**What needs to be done:**
Among the entries below, find the lines with "preceding" and copy them.

**Material for this exercise:**
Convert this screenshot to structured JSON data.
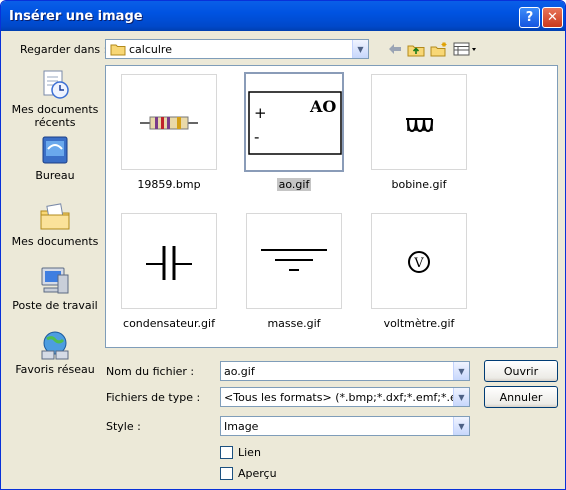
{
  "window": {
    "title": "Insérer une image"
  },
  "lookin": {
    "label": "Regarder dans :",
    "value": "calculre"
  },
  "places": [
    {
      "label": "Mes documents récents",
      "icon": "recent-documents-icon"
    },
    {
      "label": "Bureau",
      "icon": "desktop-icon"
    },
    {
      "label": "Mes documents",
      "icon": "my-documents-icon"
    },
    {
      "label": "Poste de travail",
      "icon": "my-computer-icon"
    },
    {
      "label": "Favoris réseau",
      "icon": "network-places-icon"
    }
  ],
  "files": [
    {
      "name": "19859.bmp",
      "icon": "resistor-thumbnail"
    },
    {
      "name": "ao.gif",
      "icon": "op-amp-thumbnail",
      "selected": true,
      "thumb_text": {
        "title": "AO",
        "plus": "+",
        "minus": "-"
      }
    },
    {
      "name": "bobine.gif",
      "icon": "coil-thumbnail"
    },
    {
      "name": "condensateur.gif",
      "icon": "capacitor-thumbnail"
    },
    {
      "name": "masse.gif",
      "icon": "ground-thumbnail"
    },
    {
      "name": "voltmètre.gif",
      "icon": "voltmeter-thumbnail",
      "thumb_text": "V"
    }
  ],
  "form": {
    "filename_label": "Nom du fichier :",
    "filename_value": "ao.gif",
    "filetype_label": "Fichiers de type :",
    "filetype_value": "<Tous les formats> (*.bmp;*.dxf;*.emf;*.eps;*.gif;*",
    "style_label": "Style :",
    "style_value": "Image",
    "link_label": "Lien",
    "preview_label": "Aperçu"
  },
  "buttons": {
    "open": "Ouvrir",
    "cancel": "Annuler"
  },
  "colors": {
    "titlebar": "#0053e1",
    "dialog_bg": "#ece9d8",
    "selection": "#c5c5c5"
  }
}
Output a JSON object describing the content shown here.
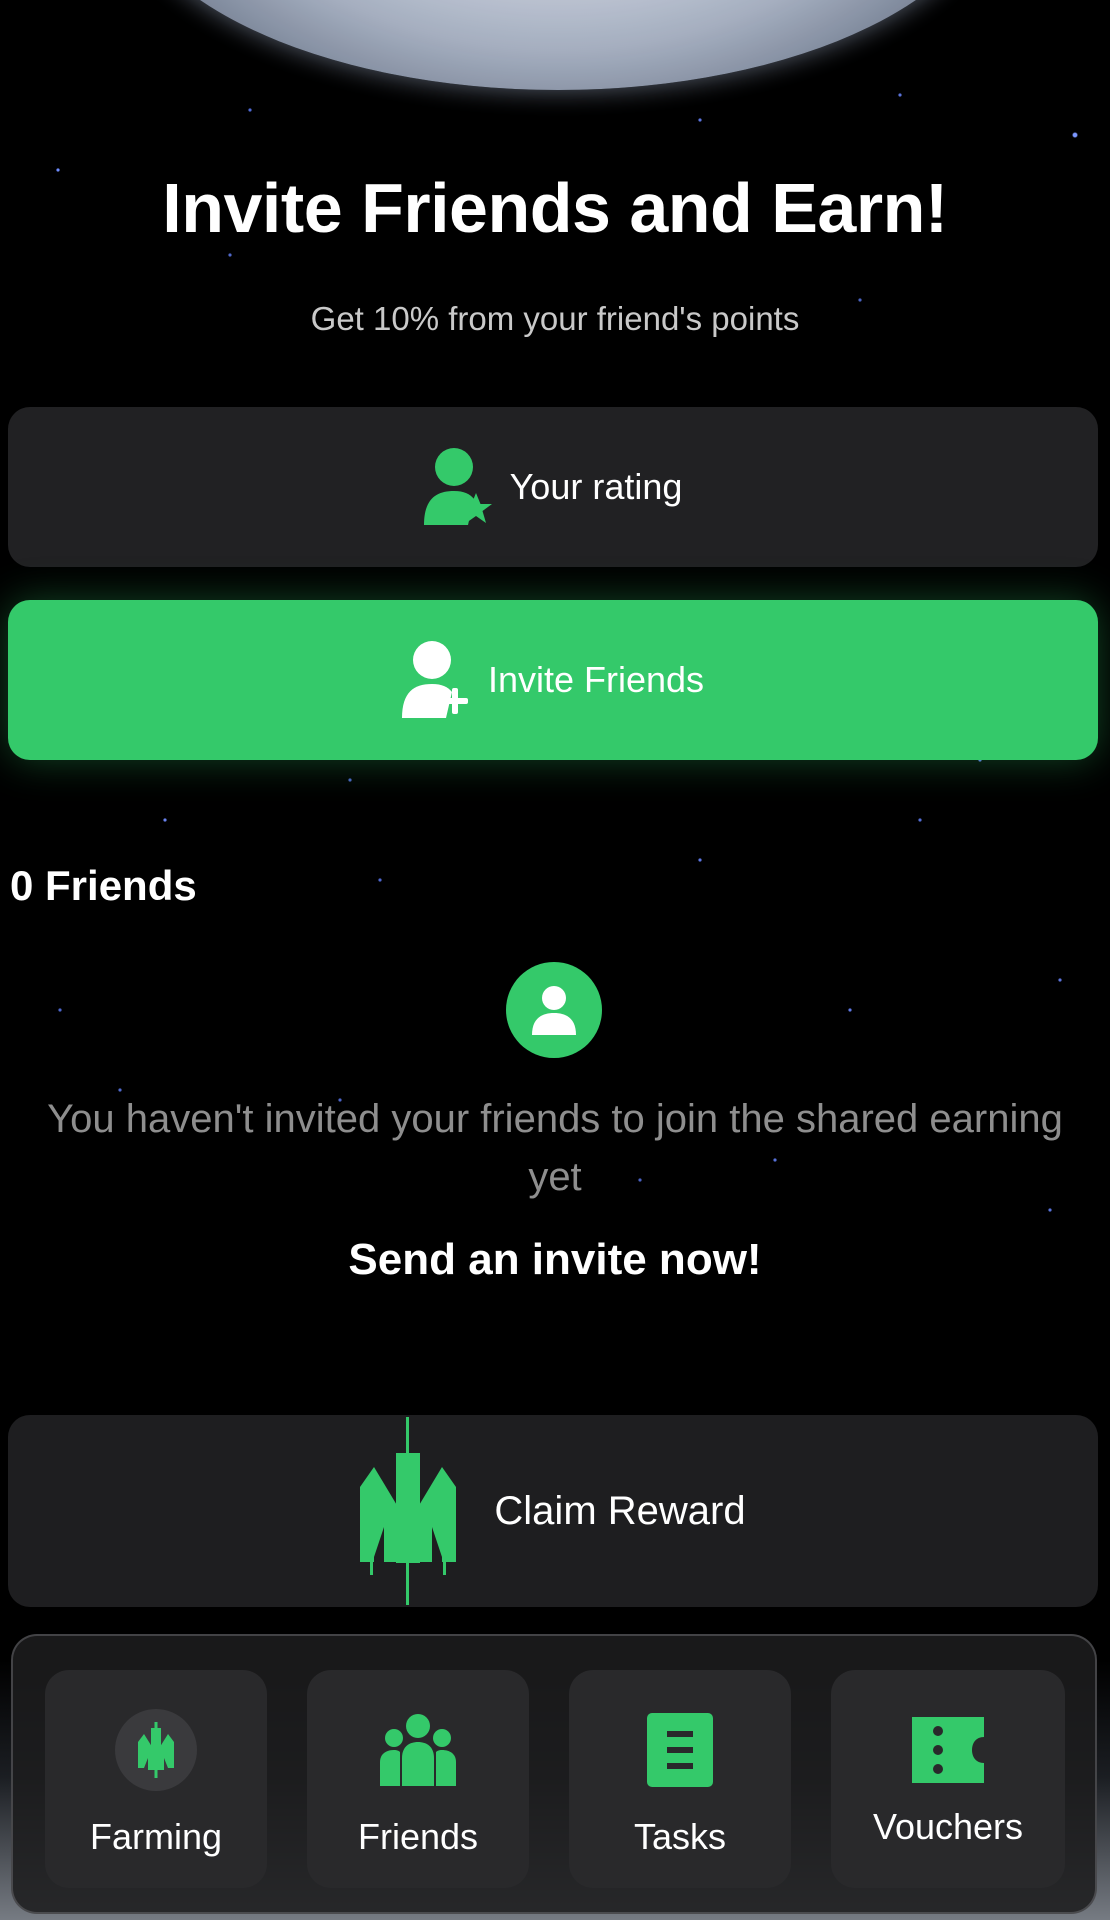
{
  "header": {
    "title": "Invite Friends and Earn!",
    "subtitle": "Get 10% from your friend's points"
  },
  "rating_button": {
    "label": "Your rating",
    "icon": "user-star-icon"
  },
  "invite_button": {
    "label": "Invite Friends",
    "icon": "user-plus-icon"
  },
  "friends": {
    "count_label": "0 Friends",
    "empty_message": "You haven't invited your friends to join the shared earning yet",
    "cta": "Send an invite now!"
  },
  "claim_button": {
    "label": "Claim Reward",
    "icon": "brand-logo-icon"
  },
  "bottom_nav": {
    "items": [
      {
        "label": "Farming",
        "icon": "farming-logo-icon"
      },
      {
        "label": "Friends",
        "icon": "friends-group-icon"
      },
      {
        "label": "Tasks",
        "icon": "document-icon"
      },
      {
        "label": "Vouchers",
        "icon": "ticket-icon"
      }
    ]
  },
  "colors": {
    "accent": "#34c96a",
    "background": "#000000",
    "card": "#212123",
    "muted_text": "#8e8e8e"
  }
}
* * *
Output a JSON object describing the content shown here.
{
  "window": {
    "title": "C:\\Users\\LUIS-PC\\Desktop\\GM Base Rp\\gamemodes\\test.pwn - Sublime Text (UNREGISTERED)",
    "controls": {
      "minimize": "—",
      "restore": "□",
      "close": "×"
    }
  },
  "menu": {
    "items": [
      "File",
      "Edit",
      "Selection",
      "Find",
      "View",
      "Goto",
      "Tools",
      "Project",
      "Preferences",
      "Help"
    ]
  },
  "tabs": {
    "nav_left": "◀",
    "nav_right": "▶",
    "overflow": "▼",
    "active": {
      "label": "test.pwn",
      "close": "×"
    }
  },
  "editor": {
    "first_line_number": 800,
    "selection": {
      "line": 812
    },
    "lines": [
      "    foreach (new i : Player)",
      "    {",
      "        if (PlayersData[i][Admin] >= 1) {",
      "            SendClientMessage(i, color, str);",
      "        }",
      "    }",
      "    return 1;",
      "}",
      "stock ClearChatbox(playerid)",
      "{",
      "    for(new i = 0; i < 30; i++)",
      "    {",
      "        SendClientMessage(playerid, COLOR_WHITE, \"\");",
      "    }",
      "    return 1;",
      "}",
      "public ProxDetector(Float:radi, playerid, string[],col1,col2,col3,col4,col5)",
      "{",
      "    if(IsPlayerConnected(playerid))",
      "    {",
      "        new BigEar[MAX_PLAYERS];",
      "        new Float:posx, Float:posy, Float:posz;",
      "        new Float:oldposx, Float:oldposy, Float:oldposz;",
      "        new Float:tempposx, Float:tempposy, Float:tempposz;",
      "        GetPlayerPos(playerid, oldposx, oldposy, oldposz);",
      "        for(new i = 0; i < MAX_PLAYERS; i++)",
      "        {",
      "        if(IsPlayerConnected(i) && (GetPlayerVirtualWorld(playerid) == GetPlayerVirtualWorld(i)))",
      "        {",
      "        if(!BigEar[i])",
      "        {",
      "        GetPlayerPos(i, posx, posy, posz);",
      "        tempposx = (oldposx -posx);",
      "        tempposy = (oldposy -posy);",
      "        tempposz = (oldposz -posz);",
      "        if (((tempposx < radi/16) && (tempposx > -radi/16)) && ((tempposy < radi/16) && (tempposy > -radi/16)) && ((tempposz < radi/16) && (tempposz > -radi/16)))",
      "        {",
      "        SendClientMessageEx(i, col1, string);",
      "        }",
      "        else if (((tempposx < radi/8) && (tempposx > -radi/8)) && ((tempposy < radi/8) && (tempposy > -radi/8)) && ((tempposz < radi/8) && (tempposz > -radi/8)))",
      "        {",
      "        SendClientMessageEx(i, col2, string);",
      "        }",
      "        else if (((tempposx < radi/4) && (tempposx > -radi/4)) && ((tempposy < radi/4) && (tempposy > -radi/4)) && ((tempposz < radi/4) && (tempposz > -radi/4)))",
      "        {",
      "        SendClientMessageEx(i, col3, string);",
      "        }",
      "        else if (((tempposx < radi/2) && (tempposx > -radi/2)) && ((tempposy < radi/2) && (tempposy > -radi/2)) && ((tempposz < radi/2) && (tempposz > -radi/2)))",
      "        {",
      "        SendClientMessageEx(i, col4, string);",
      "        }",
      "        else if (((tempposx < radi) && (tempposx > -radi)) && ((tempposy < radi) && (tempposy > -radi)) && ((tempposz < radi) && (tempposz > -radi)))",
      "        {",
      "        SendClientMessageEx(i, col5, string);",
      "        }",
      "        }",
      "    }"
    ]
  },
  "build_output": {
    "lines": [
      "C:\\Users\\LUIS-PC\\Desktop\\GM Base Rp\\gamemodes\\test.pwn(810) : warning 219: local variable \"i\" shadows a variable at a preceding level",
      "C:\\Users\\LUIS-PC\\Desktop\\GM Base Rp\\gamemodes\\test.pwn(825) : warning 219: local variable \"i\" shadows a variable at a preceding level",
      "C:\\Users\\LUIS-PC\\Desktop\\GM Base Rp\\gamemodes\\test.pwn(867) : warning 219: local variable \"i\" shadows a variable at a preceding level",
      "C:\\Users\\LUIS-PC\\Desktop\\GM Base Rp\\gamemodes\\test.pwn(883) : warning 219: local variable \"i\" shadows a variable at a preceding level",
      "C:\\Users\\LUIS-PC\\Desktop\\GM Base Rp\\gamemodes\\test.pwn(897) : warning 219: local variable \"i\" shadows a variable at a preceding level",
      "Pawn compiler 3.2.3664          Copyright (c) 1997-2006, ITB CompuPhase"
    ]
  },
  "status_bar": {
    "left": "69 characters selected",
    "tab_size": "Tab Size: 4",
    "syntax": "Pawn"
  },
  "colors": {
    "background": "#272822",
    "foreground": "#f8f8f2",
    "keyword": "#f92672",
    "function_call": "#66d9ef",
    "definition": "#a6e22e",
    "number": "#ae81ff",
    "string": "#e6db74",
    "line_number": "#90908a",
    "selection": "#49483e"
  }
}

**Task result:**
      "C:\\Users\\LUIS-PC\\Desktop\\GM Base Rp\\gamemodes\\test.pwn(810) : warning 219: local variable \"i\" shadows a variable at a preceding level",
      "C:\\Users\\LUIS-PC\\Desktop\\GM Base Rp\\gamemodes\\test.pwn(825) : warning 219: local variable \"i\" shadows a variable at a preceding level",
      "C:\\Users\\LUIS-PC\\Desktop\\GM Base Rp\\gamemodes\\test.pwn(867) : warning 219: local variable \"i\" shadows a variable at a preceding level",
      "C:\\Users\\LUIS-PC\\Desktop\\GM Base Rp\\gamemodes\\test.pwn(883) : warning 219: local variable \"i\" shadows a variable at a preceding level",
      "C:\\Users\\LUIS-PC\\Desktop\\GM Base Rp\\gamemodes\\test.pwn(897) : warning 219: local variable \"i\" shadows a variable at a preceding level",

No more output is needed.